INFORMATION SHOWN:

* * * * * * *

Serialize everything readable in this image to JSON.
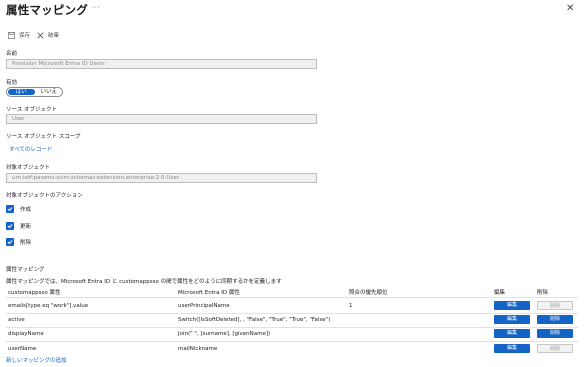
{
  "header": {
    "title": "属性マッピング",
    "more_label": "···",
    "close_label": "✕"
  },
  "toolbar": {
    "save_label": "保存",
    "discard_label": "破棄"
  },
  "form": {
    "name_label": "名前",
    "name_value": "Provision Microsoft Entra ID Users",
    "enabled_label": "有効",
    "enabled_yes": "はい",
    "enabled_no": "いいえ",
    "enabled_selected": "はい",
    "source_object_label": "ソース オブジェクト",
    "source_object_value": "User",
    "source_scope_label": "ソース オブジェクト スコープ",
    "source_scope_link": "すべてのレコード",
    "target_object_label": "対象オブジェクト",
    "target_object_value": "urn:ietf:params:scim:schemas:extension:enterprise:2.0:User",
    "target_actions_label": "対象オブジェクトのアクション",
    "actions": [
      {
        "label": "作成",
        "checked": true
      },
      {
        "label": "更新",
        "checked": true
      },
      {
        "label": "削除",
        "checked": true
      }
    ]
  },
  "mappings": {
    "section_title": "属性マッピング",
    "description": "属性マッピングでは、Microsoft Entra ID と customappsso の間で属性をどのように同期するかを定義します",
    "columns": {
      "target": "customappsso 属性",
      "source": "Microsoft Entra ID 属性",
      "precedence": "照合の優先順位",
      "edit": "編集",
      "delete": "削除"
    },
    "rows": [
      {
        "target": "emails[type eq \"work\"].value",
        "source": "userPrincipalName",
        "precedence": "1",
        "edit_label": "編集",
        "delete_label": "削除",
        "delete_enabled": false
      },
      {
        "target": "active",
        "source": "Switch([IsSoftDeleted], , \"False\", \"True\", \"True\", \"False\")",
        "precedence": "",
        "edit_label": "編集",
        "delete_label": "削除",
        "delete_enabled": true
      },
      {
        "target": "displayName",
        "source": "Join(\" \", [surname], [givenName])",
        "precedence": "",
        "edit_label": "編集",
        "delete_label": "削除",
        "delete_enabled": true
      },
      {
        "target": "userName",
        "source": "mailNickname",
        "precedence": "",
        "edit_label": "編集",
        "delete_label": "削除",
        "delete_enabled": false
      }
    ],
    "add_link": "新しいマッピングの追加"
  },
  "colors": {
    "accent": "#1464c8",
    "field_bg": "#f0f0f0"
  }
}
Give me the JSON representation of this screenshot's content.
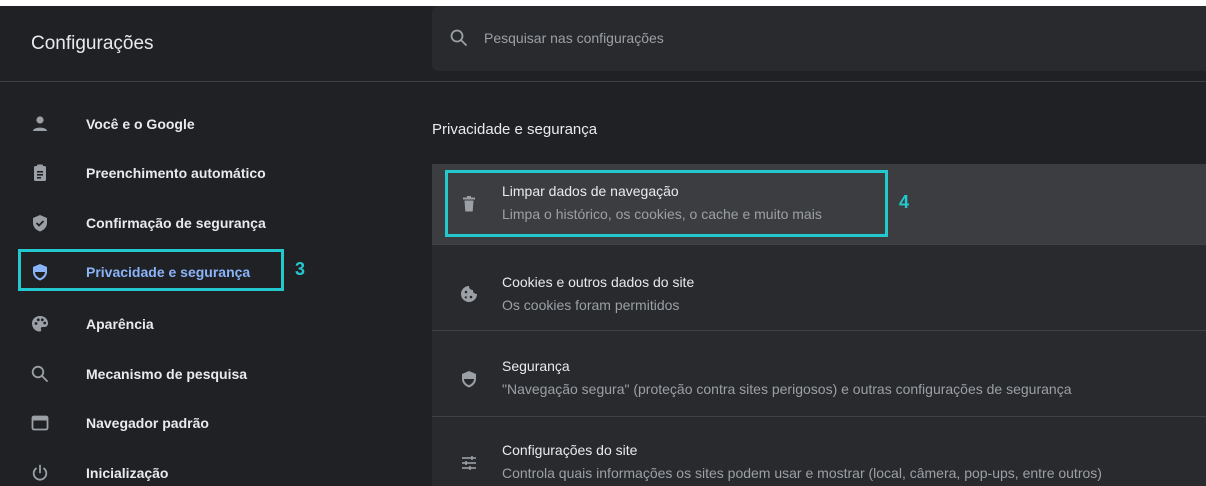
{
  "header": {
    "title": "Configurações",
    "search_placeholder": "Pesquisar nas configurações"
  },
  "sidebar": {
    "items": [
      {
        "label": "Você e o Google",
        "icon": "person-icon"
      },
      {
        "label": "Preenchimento automático",
        "icon": "clipboard-icon"
      },
      {
        "label": "Confirmação de segurança",
        "icon": "shield-check-icon"
      },
      {
        "label": "Privacidade e segurança",
        "icon": "shield-icon",
        "active": true
      },
      {
        "label": "Aparência",
        "icon": "palette-icon"
      },
      {
        "label": "Mecanismo de pesquisa",
        "icon": "search-icon"
      },
      {
        "label": "Navegador padrão",
        "icon": "browser-window-icon"
      },
      {
        "label": "Inicialização",
        "icon": "power-icon"
      }
    ]
  },
  "main": {
    "section_title": "Privacidade e segurança",
    "rows": [
      {
        "title": "Limpar dados de navegação",
        "subtitle": "Limpa o histórico, os cookies, o cache e muito mais",
        "icon": "trash-icon"
      },
      {
        "title": "Cookies e outros dados do site",
        "subtitle": "Os cookies foram permitidos",
        "icon": "cookie-icon"
      },
      {
        "title": "Segurança",
        "subtitle": "\"Navegação segura\" (proteção contra sites perigosos) e outras configurações de segurança",
        "icon": "shield-icon"
      },
      {
        "title": "Configurações do site",
        "subtitle": "Controla quais informações os sites podem usar e mostrar (local, câmera, pop-ups, entre outros)",
        "icon": "tune-icon"
      }
    ]
  },
  "annotations": {
    "step_sidebar": "3",
    "step_row": "4",
    "color": "#23c9cf"
  },
  "colors": {
    "background": "#202124",
    "card": "#292a2d",
    "text": "#e8eaed",
    "secondary_text": "#9aa0a6",
    "active": "#8ab4f8"
  }
}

* * * * * * *

EXERCISE BRIEF:
Word for word, quote the lines above. Omit the pictures.

SOLUTION TO THIS TASK:
Serialize everything readable in this image to JSON.
{
  "header": {
    "title": "属性マッピング",
    "more_label": "···",
    "close_label": "✕"
  },
  "toolbar": {
    "save_label": "保存",
    "discard_label": "破棄"
  },
  "form": {
    "name_label": "名前",
    "name_value": "Provision Microsoft Entra ID Users",
    "enabled_label": "有効",
    "enabled_yes": "はい",
    "enabled_no": "いいえ",
    "enabled_selected": "はい",
    "source_object_label": "ソース オブジェクト",
    "source_object_value": "User",
    "source_scope_label": "ソース オブジェクト スコープ",
    "source_scope_link": "すべてのレコード",
    "target_object_label": "対象オブジェクト",
    "target_object_value": "urn:ietf:params:scim:schemas:extension:enterprise:2.0:User",
    "target_actions_label": "対象オブジェクトのアクション",
    "actions": [
      {
        "label": "作成",
        "checked": true
      },
      {
        "label": "更新",
        "checked": true
      },
      {
        "label": "削除",
        "checked": true
      }
    ]
  },
  "mappings": {
    "section_title": "属性マッピング",
    "description": "属性マッピングでは、Microsoft Entra ID と customappsso の間で属性をどのように同期するかを定義します",
    "columns": {
      "target": "customappsso 属性",
      "source": "Microsoft Entra ID 属性",
      "precedence": "照合の優先順位",
      "edit": "編集",
      "delete": "削除"
    },
    "rows": [
      {
        "target": "emails[type eq \"work\"].value",
        "source": "userPrincipalName",
        "precedence": "1",
        "edit_label": "編集",
        "delete_label": "削除",
        "delete_enabled": false
      },
      {
        "target": "active",
        "source": "Switch([IsSoftDeleted], , \"False\", \"True\", \"True\", \"False\")",
        "precedence": "",
        "edit_label": "編集",
        "delete_label": "削除",
        "delete_enabled": true
      },
      {
        "target": "displayName",
        "source": "Join(\" \", [surname], [givenName])",
        "precedence": "",
        "edit_label": "編集",
        "delete_label": "削除",
        "delete_enabled": true
      },
      {
        "target": "userName",
        "source": "mailNickname",
        "precedence": "",
        "edit_label": "編集",
        "delete_label": "削除",
        "delete_enabled": false
      }
    ],
    "add_link": "新しいマッピングの追加"
  },
  "colors": {
    "accent": "#1464c8",
    "field_bg": "#f0f0f0"
  }
}
Give me the JSON representation of this screenshot's content.
{
  "header": {
    "title": "Configurações",
    "search_placeholder": "Pesquisar nas configurações"
  },
  "sidebar": {
    "items": [
      {
        "label": "Você e o Google",
        "icon": "person-icon"
      },
      {
        "label": "Preenchimento automático",
        "icon": "clipboard-icon"
      },
      {
        "label": "Confirmação de segurança",
        "icon": "shield-check-icon"
      },
      {
        "label": "Privacidade e segurança",
        "icon": "shield-icon",
        "active": true
      },
      {
        "label": "Aparência",
        "icon": "palette-icon"
      },
      {
        "label": "Mecanismo de pesquisa",
        "icon": "search-icon"
      },
      {
        "label": "Navegador padrão",
        "icon": "browser-window-icon"
      },
      {
        "label": "Inicialização",
        "icon": "power-icon"
      }
    ]
  },
  "main": {
    "section_title": "Privacidade e segurança",
    "rows": [
      {
        "title": "Limpar dados de navegação",
        "subtitle": "Limpa o histórico, os cookies, o cache e muito mais",
        "icon": "trash-icon"
      },
      {
        "title": "Cookies e outros dados do site",
        "subtitle": "Os cookies foram permitidos",
        "icon": "cookie-icon"
      },
      {
        "title": "Segurança",
        "subtitle": "\"Navegação segura\" (proteção contra sites perigosos) e outras configurações de segurança",
        "icon": "shield-icon"
      },
      {
        "title": "Configurações do site",
        "subtitle": "Controla quais informações os sites podem usar e mostrar (local, câmera, pop-ups, entre outros)",
        "icon": "tune-icon"
      }
    ]
  },
  "annotations": {
    "step_sidebar": "3",
    "step_row": "4",
    "color": "#23c9cf"
  },
  "colors": {
    "background": "#202124",
    "card": "#292a2d",
    "text": "#e8eaed",
    "secondary_text": "#9aa0a6",
    "active": "#8ab4f8"
  }
}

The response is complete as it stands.